Data entries:
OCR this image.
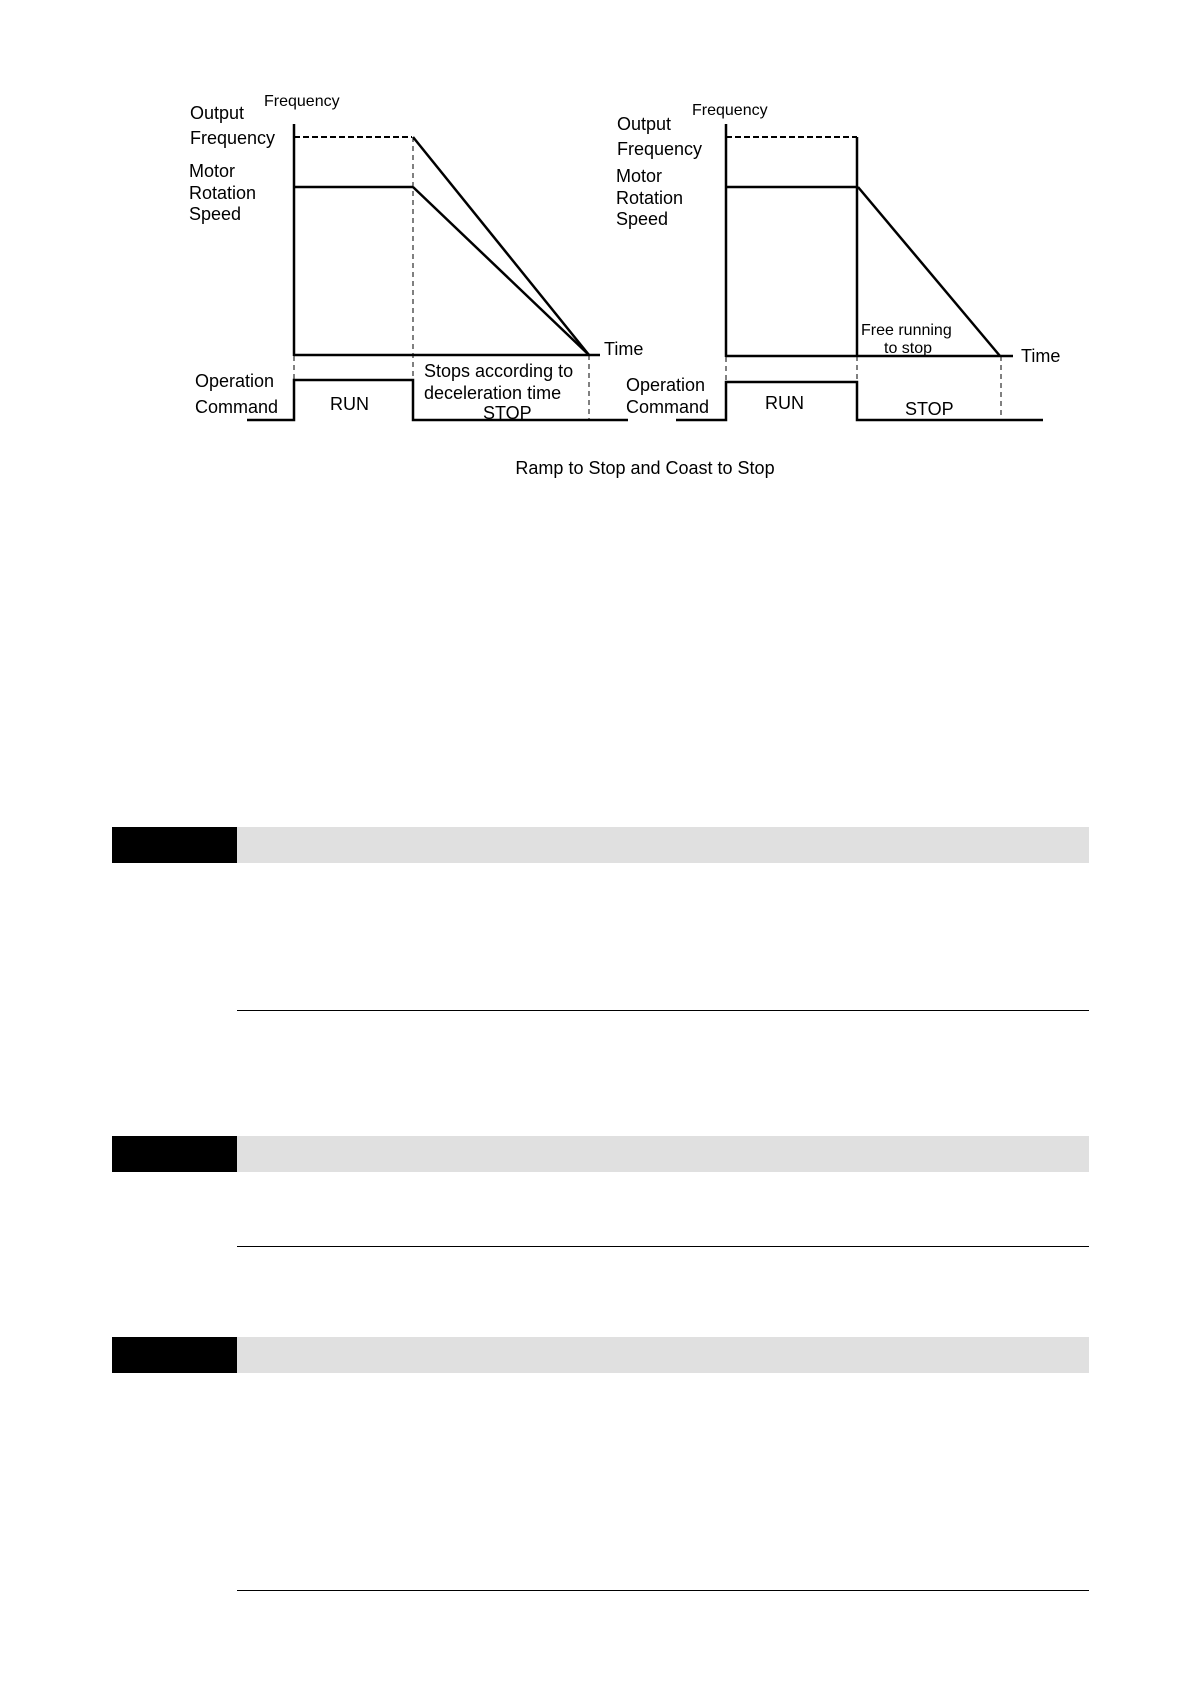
Frequency
Output
Frequency
Motor
Rotation
Speed
Time
Operation
Command	RUN
Stops according to
deceleration time
STOP
Frequency
Output
Frequency
Motor
Rotation
Speed
Free running
to stop	Time
Operation
Command	RUN	STOP
Ramp to Stop and Coast to Stop
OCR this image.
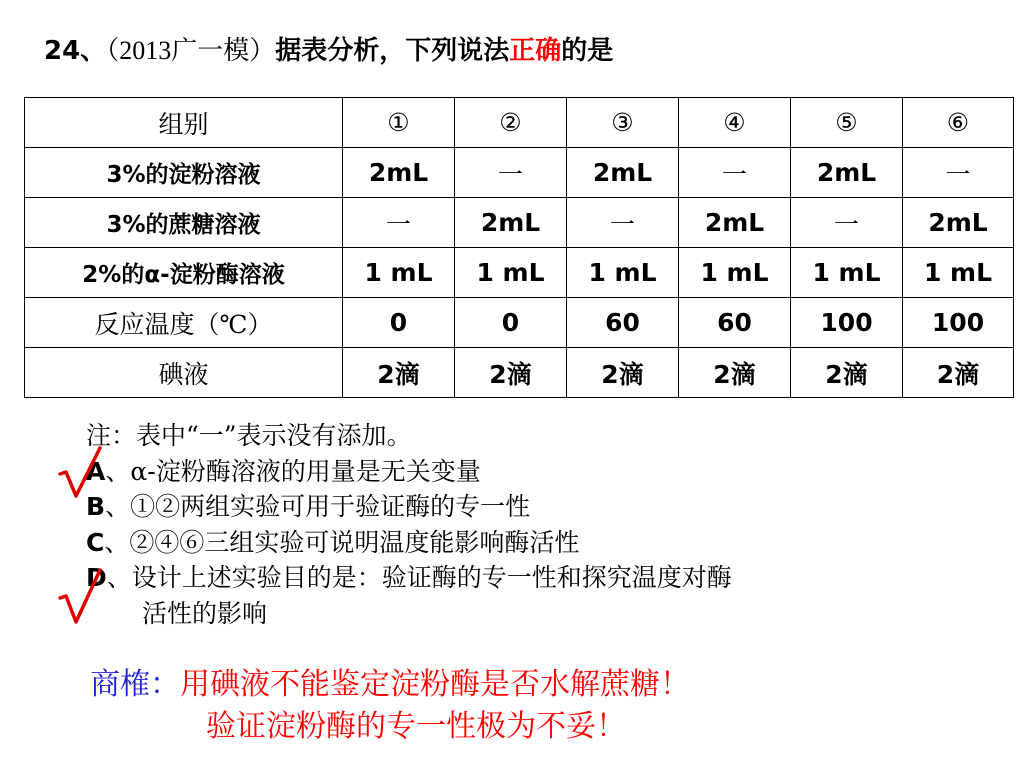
24、（2013广一模）据表分析，下列说法正确的是

组别	①	②	③	④	⑤	⑥
3%的淀粉溶液	2mL	一	2mL	一	2mL	一
3%的蔗糖溶液	一	2mL	一	2mL	一	2mL
2%的α-淀粉酶溶液	1 mL	1 mL	1 mL	1 mL	1 mL	1 mL
反应温度（℃）	0	0	60	60	100	100
碘液	2滴	2滴	2滴	2滴	2滴	2滴
注：表中“一”表示没有添加。
A、α-淀粉酶溶液的用量是无关变量
B、①②两组实验可用于验证酶的专一性
C、②④⑥三组实验可说明温度能影响酶活性
D、设计上述实验目的是：验证酶的专一性和探究温度对酶
活性的影响
商榷：用碘液不能鉴定淀粉酶是否水解蔗糖！
验证淀粉酶的专一性极为不妥！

Your objective →
Your copy should repeat each entry above exactly but contain no pictures.

Result below →
OCR this image.
Frequency
Output
Frequency
Motor
Rotation
Speed
Time
Operation
Command	RUN
Stops according to
deceleration time
STOP
Frequency
Output
Frequency
Motor
Rotation
Speed
Free running
to stop	Time
Operation
Command	RUN	STOP
Ramp to Stop and Coast to Stop
OCR this image.
24、（2013广一模）据表分析，下列说法正确的是

组别	①	②	③	④	⑤	⑥
3%的淀粉溶液	2mL	一	2mL	一	2mL	一
3%的蔗糖溶液	一	2mL	一	2mL	一	2mL
2%的α-淀粉酶溶液	1 mL	1 mL	1 mL	1 mL	1 mL	1 mL
反应温度（℃）	0	0	60	60	100	100
碘液	2滴	2滴	2滴	2滴	2滴	2滴
注：表中“一”表示没有添加。
A、α-淀粉酶溶液的用量是无关变量
B、①②两组实验可用于验证酶的专一性
C、②④⑥三组实验可说明温度能影响酶活性
D、设计上述实验目的是：验证酶的专一性和探究温度对酶
活性的影响
商榷：用碘液不能鉴定淀粉酶是否水解蔗糖！
验证淀粉酶的专一性极为不妥！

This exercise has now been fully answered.